Records that describe figures
----------

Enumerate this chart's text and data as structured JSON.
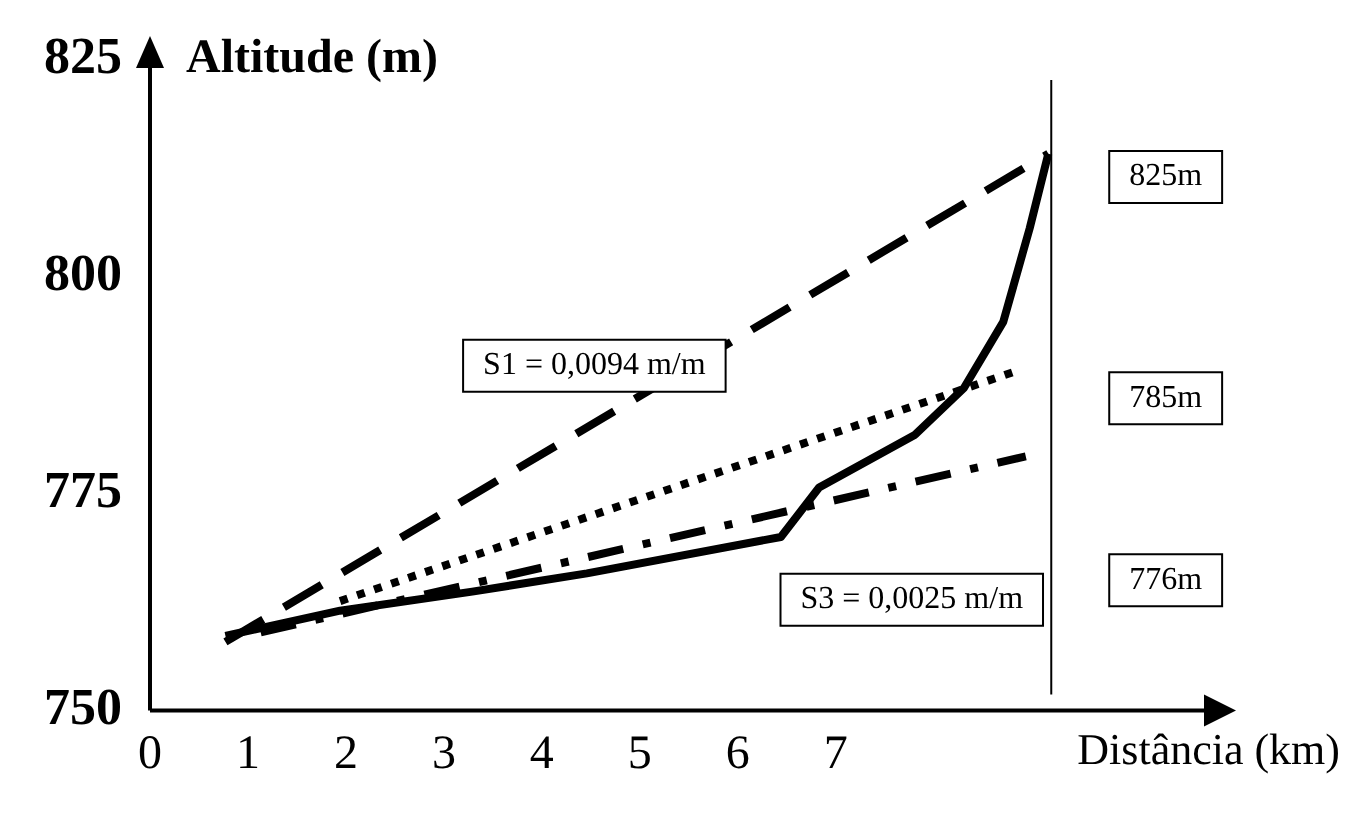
{
  "chart_data": {
    "type": "line",
    "xlabel": "Distância (km)",
    "ylabel": "Altitude (m)",
    "xlim": [
      0,
      10.8
    ],
    "xticks": [
      0,
      1,
      2,
      3,
      4,
      5,
      6,
      7
    ],
    "ylim": [
      750,
      825
    ],
    "yticks": [
      750,
      775,
      800,
      825
    ],
    "grid": false,
    "legend": false,
    "marker": "none",
    "series": [
      {
        "color": "#000000",
        "line_style": "solid",
        "x": [
          0.77,
          1.94,
          3.29,
          4.46,
          6.44,
          6.83,
          7.81,
          8.31,
          8.71,
          8.98,
          9.17
        ],
        "values": [
          758.6,
          761.5,
          763.7,
          765.8,
          770.0,
          775.7,
          781.8,
          787.2,
          794.8,
          805.6,
          814.2
        ]
      },
      {
        "color": "#000000",
        "line_style": "dashed",
        "x": [
          0.77,
          9.17
        ],
        "values": [
          757.9,
          814.2
        ]
      },
      {
        "color": "#000000",
        "line_style": "dotted",
        "x": [
          1.94,
          8.81
        ],
        "values": [
          762.6,
          789.0
        ]
      },
      {
        "color": "#000000",
        "line_style": "dashdot",
        "x": [
          1.13,
          8.94
        ],
        "values": [
          759.0,
          779.3
        ]
      }
    ],
    "ref_lines": [
      {
        "axis": "x",
        "value": 9.2,
        "color": "#000000"
      }
    ],
    "annotations": [
      "S1 = 0,0094 m/m",
      "S3 = 0,0025 m/m",
      "825m",
      "785m",
      "776m"
    ]
  }
}
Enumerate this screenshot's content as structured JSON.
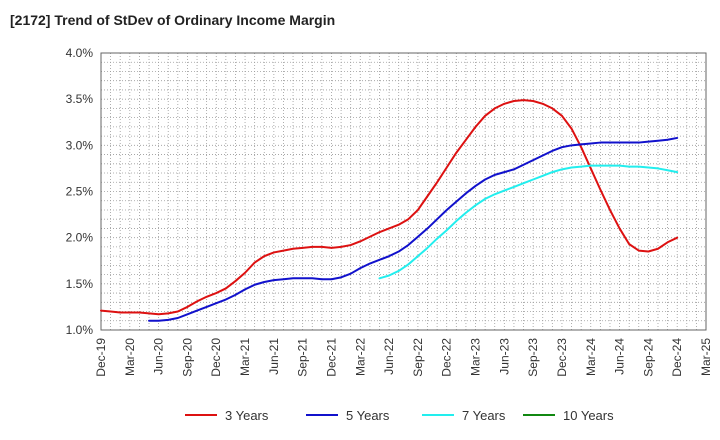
{
  "chart_data": {
    "type": "line",
    "title": "[2172]  Trend of StDev of Ordinary Income Margin",
    "xlabel": "",
    "ylabel": "",
    "ylim": [
      1.0,
      4.0
    ],
    "y_ticks": [
      "1.0%",
      "1.5%",
      "2.0%",
      "2.5%",
      "3.0%",
      "3.5%",
      "4.0%"
    ],
    "x_ticks": [
      "Dec-19",
      "Mar-20",
      "Jun-20",
      "Sep-20",
      "Dec-20",
      "Mar-21",
      "Jun-21",
      "Sep-21",
      "Dec-21",
      "Mar-22",
      "Jun-22",
      "Sep-22",
      "Dec-22",
      "Mar-23",
      "Jun-23",
      "Sep-23",
      "Dec-23",
      "Mar-24",
      "Jun-24",
      "Sep-24",
      "Dec-24",
      "Mar-25"
    ],
    "grid": true,
    "legend": "bottom",
    "series": [
      {
        "name": "3 Years",
        "color": "#dd1111",
        "x": [
          "Dec-19",
          "Jan-20",
          "Feb-20",
          "Mar-20",
          "Apr-20",
          "May-20",
          "Jun-20",
          "Jul-20",
          "Aug-20",
          "Sep-20",
          "Oct-20",
          "Nov-20",
          "Dec-20",
          "Jan-21",
          "Feb-21",
          "Mar-21",
          "Apr-21",
          "May-21",
          "Jun-21",
          "Jul-21",
          "Aug-21",
          "Sep-21",
          "Oct-21",
          "Nov-21",
          "Dec-21",
          "Jan-22",
          "Feb-22",
          "Mar-22",
          "Apr-22",
          "May-22",
          "Jun-22",
          "Jul-22",
          "Aug-22",
          "Sep-22",
          "Oct-22",
          "Nov-22",
          "Dec-22",
          "Jan-23",
          "Feb-23",
          "Mar-23",
          "Apr-23",
          "May-23",
          "Jun-23",
          "Jul-23",
          "Aug-23",
          "Sep-23",
          "Oct-23",
          "Nov-23",
          "Dec-23",
          "Jan-24",
          "Feb-24",
          "Mar-24",
          "Apr-24",
          "May-24",
          "Jun-24",
          "Jul-24",
          "Aug-24",
          "Sep-24",
          "Oct-24",
          "Nov-24",
          "Dec-24"
        ],
        "values": [
          1.21,
          1.2,
          1.19,
          1.19,
          1.19,
          1.18,
          1.17,
          1.18,
          1.2,
          1.25,
          1.31,
          1.36,
          1.4,
          1.45,
          1.53,
          1.62,
          1.73,
          1.8,
          1.84,
          1.86,
          1.88,
          1.89,
          1.9,
          1.9,
          1.89,
          1.9,
          1.92,
          1.96,
          2.01,
          2.06,
          2.1,
          2.14,
          2.2,
          2.3,
          2.45,
          2.6,
          2.76,
          2.92,
          3.06,
          3.2,
          3.32,
          3.4,
          3.45,
          3.48,
          3.49,
          3.48,
          3.45,
          3.4,
          3.32,
          3.18,
          2.98,
          2.75,
          2.52,
          2.3,
          2.1,
          1.93,
          1.86,
          1.85,
          1.88,
          1.95,
          2.0
        ]
      },
      {
        "name": "5 Years",
        "color": "#1111cc",
        "x": [
          "May-20",
          "Jun-20",
          "Jul-20",
          "Aug-20",
          "Sep-20",
          "Oct-20",
          "Nov-20",
          "Dec-20",
          "Jan-21",
          "Feb-21",
          "Mar-21",
          "Apr-21",
          "May-21",
          "Jun-21",
          "Jul-21",
          "Aug-21",
          "Sep-21",
          "Oct-21",
          "Nov-21",
          "Dec-21",
          "Jan-22",
          "Feb-22",
          "Mar-22",
          "Apr-22",
          "May-22",
          "Jun-22",
          "Jul-22",
          "Aug-22",
          "Sep-22",
          "Oct-22",
          "Nov-22",
          "Dec-22",
          "Jan-23",
          "Feb-23",
          "Mar-23",
          "Apr-23",
          "May-23",
          "Jun-23",
          "Jul-23",
          "Aug-23",
          "Sep-23",
          "Oct-23",
          "Nov-23",
          "Dec-23",
          "Jan-24",
          "Feb-24",
          "Mar-24",
          "Apr-24",
          "May-24",
          "Jun-24",
          "Jul-24",
          "Aug-24",
          "Sep-24",
          "Oct-24",
          "Nov-24",
          "Dec-24"
        ],
        "values": [
          1.1,
          1.1,
          1.11,
          1.13,
          1.17,
          1.21,
          1.25,
          1.29,
          1.33,
          1.38,
          1.44,
          1.49,
          1.52,
          1.54,
          1.55,
          1.56,
          1.56,
          1.56,
          1.55,
          1.55,
          1.57,
          1.61,
          1.67,
          1.72,
          1.76,
          1.8,
          1.85,
          1.92,
          2.01,
          2.1,
          2.2,
          2.3,
          2.39,
          2.48,
          2.56,
          2.63,
          2.68,
          2.71,
          2.74,
          2.79,
          2.84,
          2.89,
          2.94,
          2.98,
          3.0,
          3.01,
          3.02,
          3.03,
          3.03,
          3.03,
          3.03,
          3.03,
          3.04,
          3.05,
          3.06,
          3.08
        ]
      },
      {
        "name": "7 Years",
        "color": "#22eeee",
        "x": [
          "May-22",
          "Jun-22",
          "Jul-22",
          "Aug-22",
          "Sep-22",
          "Oct-22",
          "Nov-22",
          "Dec-22",
          "Jan-23",
          "Feb-23",
          "Mar-23",
          "Apr-23",
          "May-23",
          "Jun-23",
          "Jul-23",
          "Aug-23",
          "Sep-23",
          "Oct-23",
          "Nov-23",
          "Dec-23",
          "Jan-24",
          "Feb-24",
          "Mar-24",
          "Apr-24",
          "May-24",
          "Jun-24",
          "Jul-24",
          "Aug-24",
          "Sep-24",
          "Oct-24",
          "Nov-24",
          "Dec-24"
        ],
        "values": [
          1.56,
          1.59,
          1.64,
          1.71,
          1.8,
          1.89,
          1.99,
          2.08,
          2.18,
          2.27,
          2.35,
          2.42,
          2.47,
          2.51,
          2.55,
          2.59,
          2.63,
          2.67,
          2.71,
          2.74,
          2.76,
          2.77,
          2.78,
          2.78,
          2.78,
          2.78,
          2.77,
          2.77,
          2.76,
          2.75,
          2.73,
          2.71
        ]
      },
      {
        "name": "10 Years",
        "color": "#118811",
        "x": [],
        "values": []
      }
    ]
  }
}
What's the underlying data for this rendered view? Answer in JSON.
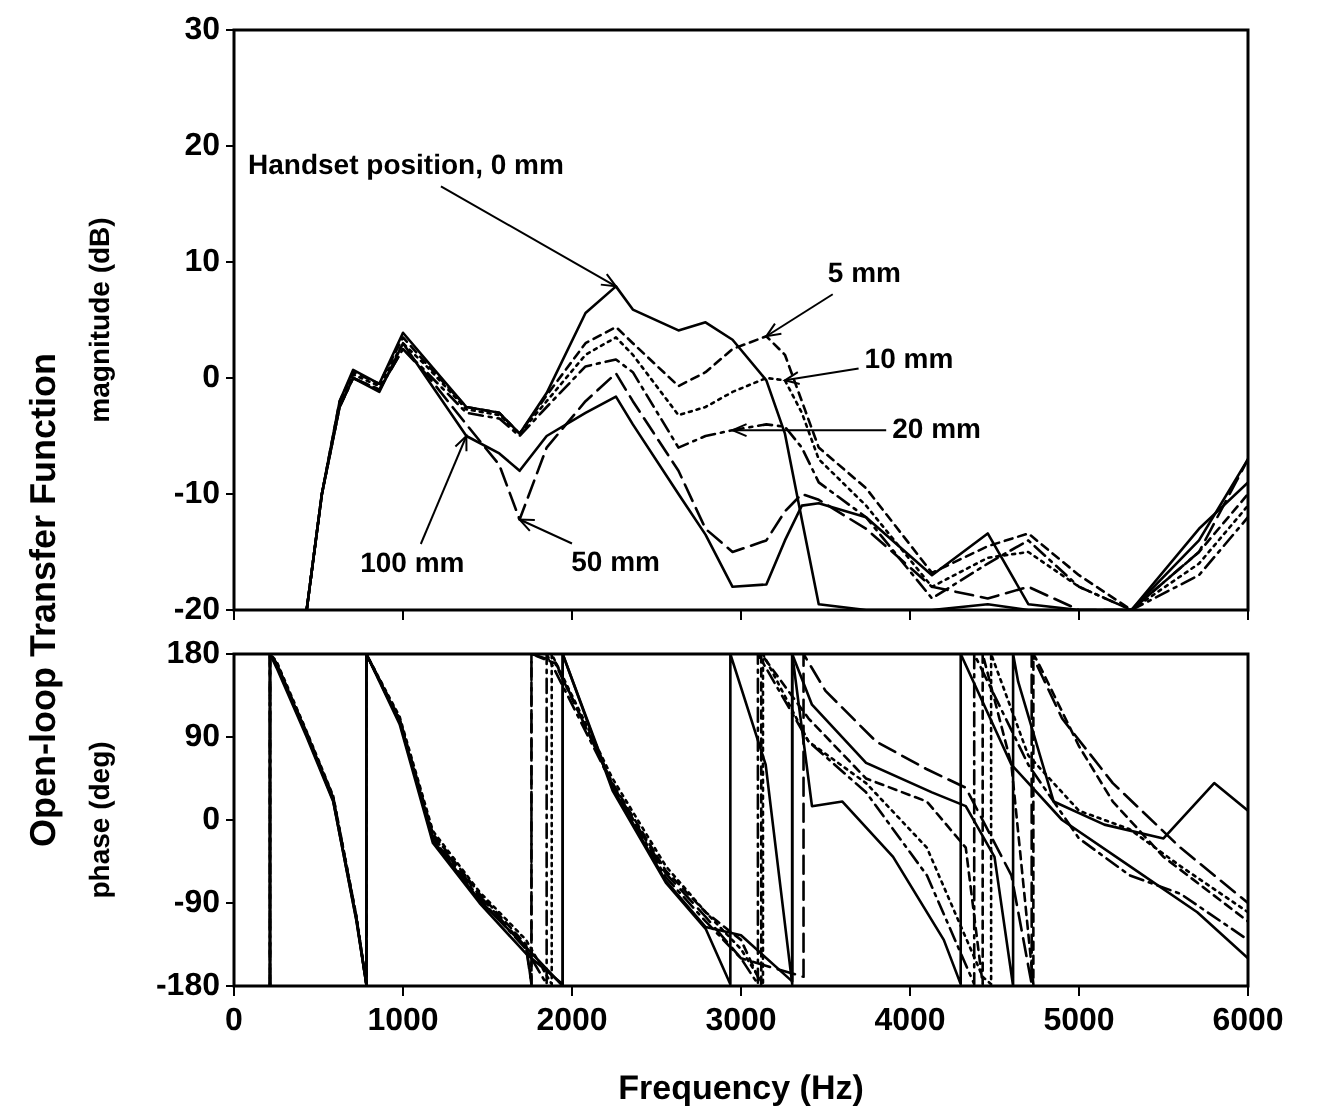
{
  "chart_data": [
    {
      "type": "line",
      "ylabel": "magnitude (dB)",
      "marker": "none",
      "tick_labels": "y",
      "xlim": [
        0,
        6000
      ],
      "xticks": [
        0,
        1000,
        2000,
        3000,
        4000,
        5000,
        6000
      ],
      "ylim": [
        -20,
        30
      ],
      "yticks": [
        -20,
        -10,
        0,
        10,
        20,
        30
      ],
      "x": [
        430,
        520,
        625,
        705,
        860,
        1000,
        1140,
        1375,
        1570,
        1690,
        1850,
        2080,
        2260,
        2360,
        2630,
        2790,
        2950,
        3150,
        3260,
        3360,
        3460,
        3740,
        4130,
        4460,
        4700,
        5000,
        5310,
        5710,
        6000
      ],
      "series": [
        {
          "color": "#000000",
          "line_style": "solid",
          "values": [
            -20,
            -10,
            -2,
            0.7,
            -0.5,
            3.9,
            1.5,
            -2.5,
            -3,
            -4.8,
            -1.3,
            5.6,
            7.9,
            5.9,
            4.1,
            4.8,
            3.3,
            -0.2,
            -4.8,
            -12.2,
            -19.5,
            -20,
            -20,
            -19.5,
            -20,
            -20,
            -20,
            -13,
            -9
          ]
        },
        {
          "color": "#000000",
          "line_style": "dashed",
          "values": [
            -20,
            -10,
            -2,
            0.5,
            -0.5,
            3.5,
            1.2,
            -2.5,
            -3,
            -4.8,
            -1.5,
            3,
            4.4,
            3,
            -0.7,
            0.5,
            2.5,
            3.6,
            2,
            -2,
            -6,
            -9.5,
            -16.8,
            -14.5,
            -13.4,
            -17,
            -20,
            -15,
            -10
          ]
        },
        {
          "color": "#000000",
          "line_style": "dotted",
          "values": [
            -20,
            -10,
            -2.2,
            0.3,
            -0.7,
            3,
            1,
            -2.7,
            -3.2,
            -4.8,
            -2,
            2,
            3.5,
            2,
            -3.2,
            -2.5,
            -1.2,
            0,
            -0.2,
            -3,
            -7,
            -11,
            -18,
            -15.5,
            -15,
            -18,
            -20,
            -16,
            -11
          ]
        },
        {
          "color": "#000000",
          "line_style": "dashdot",
          "values": [
            -20,
            -10,
            -2.5,
            0,
            -1,
            2.5,
            0.5,
            -3,
            -3.5,
            -5,
            -2.5,
            1,
            1.6,
            0.5,
            -6,
            -5,
            -4.5,
            -4,
            -4.2,
            -6,
            -9,
            -12,
            -19,
            -16,
            -14,
            -18,
            -20,
            -17,
            -12
          ]
        },
        {
          "color": "#000000",
          "line_style": "longdash",
          "values": [
            -20,
            -10,
            -2.5,
            0,
            -1,
            2.5,
            0.3,
            -4,
            -7.5,
            -12.2,
            -6,
            -2,
            0.4,
            -2,
            -8,
            -13,
            -15,
            -14,
            -11.5,
            -10,
            -10.5,
            -13,
            -18,
            -19,
            -18,
            -20,
            -20,
            -15,
            -7
          ]
        },
        {
          "color": "#000000",
          "line_style": "solid",
          "values": [
            -20,
            -10,
            -2.5,
            0,
            -1.2,
            3,
            0,
            -5,
            -6.5,
            -8,
            -5,
            -3,
            -1.6,
            -4,
            -10,
            -13.5,
            -18,
            -17.8,
            -14,
            -11,
            -10.8,
            -12,
            -17,
            -13.4,
            -19.5,
            -20,
            -20,
            -14,
            -7
          ]
        }
      ],
      "annotations": [
        {
          "text": "Handset position, 0 mm",
          "x": 2260,
          "y": 7.9
        },
        {
          "text": "5 mm",
          "x": 3150,
          "y": 3.6
        },
        {
          "text": "10 mm",
          "x": 3260,
          "y": -0.2
        },
        {
          "text": "20 mm",
          "x": 2950,
          "y": -4.5
        },
        {
          "text": "100 mm",
          "x": 1375,
          "y": -5
        },
        {
          "text": "50 mm",
          "x": 1690,
          "y": -12.2
        },
        "Open-loop Transfer Function"
      ]
    },
    {
      "type": "line",
      "xlabel": "Frequency (Hz)",
      "ylabel": "phase (deg)",
      "marker": "none",
      "xlim": [
        0,
        6000
      ],
      "xticks": [
        0,
        1000,
        2000,
        3000,
        4000,
        5000,
        6000
      ],
      "ylim": [
        -180,
        180
      ],
      "yticks": [
        -180,
        -90,
        0,
        90,
        180
      ],
      "series": [
        {
          "color": "#000000",
          "line_style": "solid",
          "x": [
            213,
            213,
            252,
            430,
            587,
            724,
            783,
            783,
            980,
            1177,
            1453,
            1728,
            1945,
            1945,
            2240,
            2555,
            2791,
            3000,
            3303,
            3303,
            3420,
            3740,
            4130,
            4330,
            4500,
            4610,
            4610,
            4640,
            4850,
            5150,
            5500,
            5800,
            6000
          ],
          "values": [
            -180,
            180,
            170,
            93,
            21,
            -109,
            -178,
            180,
            108,
            -22,
            -87,
            -138,
            -180,
            180,
            35,
            -66,
            -116,
            -125,
            -175,
            180,
            125,
            62,
            30,
            15,
            -40,
            -180,
            180,
            150,
            20,
            -5,
            -20,
            40,
            10
          ]
        },
        {
          "color": "#000000",
          "line_style": "dashed",
          "x": [
            213,
            213,
            252,
            430,
            587,
            724,
            783,
            783,
            980,
            1177,
            1453,
            1728,
            1760,
            1760,
            1900,
            2240,
            2555,
            2791,
            3000,
            3120,
            3120,
            3400,
            3740,
            4100,
            4330,
            4430,
            4430,
            4600,
            4730,
            4730,
            4760,
            5000,
            5200,
            5500,
            6000
          ],
          "values": [
            -180,
            180,
            170,
            95,
            25,
            -105,
            -178,
            180,
            110,
            -15,
            -80,
            -135,
            -178,
            180,
            170,
            40,
            -55,
            -100,
            -130,
            -178,
            180,
            110,
            45,
            20,
            -30,
            -178,
            180,
            60,
            -178,
            180,
            170,
            80,
            20,
            -40,
            -110
          ]
        },
        {
          "color": "#000000",
          "line_style": "dotted",
          "x": [
            213,
            213,
            252,
            430,
            587,
            724,
            783,
            783,
            980,
            1177,
            1453,
            1728,
            1880,
            1880,
            2240,
            2555,
            2791,
            3000,
            3130,
            3130,
            3400,
            3740,
            4100,
            4430,
            4480,
            4480,
            4700,
            5000,
            5300,
            5600,
            6000
          ],
          "values": [
            -180,
            180,
            172,
            96,
            26,
            -104,
            -178,
            180,
            112,
            -12,
            -78,
            -130,
            -178,
            180,
            45,
            -50,
            -100,
            -140,
            -178,
            180,
            85,
            40,
            -30,
            -170,
            -178,
            180,
            70,
            10,
            -10,
            -50,
            -100
          ]
        },
        {
          "color": "#000000",
          "line_style": "dashdot",
          "x": [
            213,
            213,
            252,
            430,
            587,
            724,
            783,
            783,
            980,
            1177,
            1453,
            1728,
            1850,
            1850,
            2240,
            2555,
            2791,
            3000,
            3100,
            3100,
            3400,
            3740,
            4100,
            4380,
            4380,
            4700,
            5000,
            5300,
            5600,
            6000
          ],
          "values": [
            -180,
            180,
            168,
            92,
            22,
            -106,
            -178,
            180,
            106,
            -20,
            -85,
            -140,
            -178,
            180,
            38,
            -62,
            -110,
            -150,
            -178,
            180,
            85,
            30,
            -60,
            -178,
            180,
            60,
            -20,
            -60,
            -80,
            -130
          ]
        },
        {
          "color": "#000000",
          "line_style": "longdash",
          "x": [
            213,
            213,
            252,
            430,
            587,
            724,
            783,
            783,
            980,
            1177,
            1453,
            1728,
            1760,
            1760,
            1900,
            2240,
            2555,
            2791,
            3000,
            3370,
            3370,
            3500,
            3800,
            4100,
            4330,
            4600,
            4720,
            4720,
            4900,
            5200,
            5600,
            6000
          ],
          "values": [
            -180,
            180,
            168,
            94,
            24,
            -106,
            -178,
            180,
            108,
            -18,
            -82,
            -138,
            -178,
            180,
            172,
            38,
            -58,
            -105,
            -150,
            -170,
            180,
            140,
            85,
            55,
            35,
            -60,
            -178,
            180,
            110,
            40,
            -30,
            -90
          ]
        },
        {
          "color": "#000000",
          "line_style": "solid",
          "x": [
            213,
            213,
            252,
            430,
            587,
            724,
            783,
            783,
            980,
            1177,
            1453,
            1728,
            1945,
            1945,
            2240,
            2555,
            2791,
            2937,
            2937,
            3146,
            3303,
            3303,
            3420,
            3600,
            3900,
            4200,
            4300,
            4300,
            4600,
            4900,
            5300,
            5700,
            6000
          ],
          "values": [
            -180,
            180,
            165,
            90,
            20,
            -108,
            -178,
            180,
            104,
            -25,
            -90,
            -145,
            -178,
            180,
            32,
            -68,
            -118,
            -178,
            180,
            60,
            -178,
            180,
            15,
            20,
            -40,
            -130,
            -178,
            180,
            60,
            0,
            -50,
            -100,
            -150
          ]
        }
      ]
    }
  ]
}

----------

__Exercise prompt__: How many lines in the records above hold the word "Years"? Give only the number.

__The answer__: 4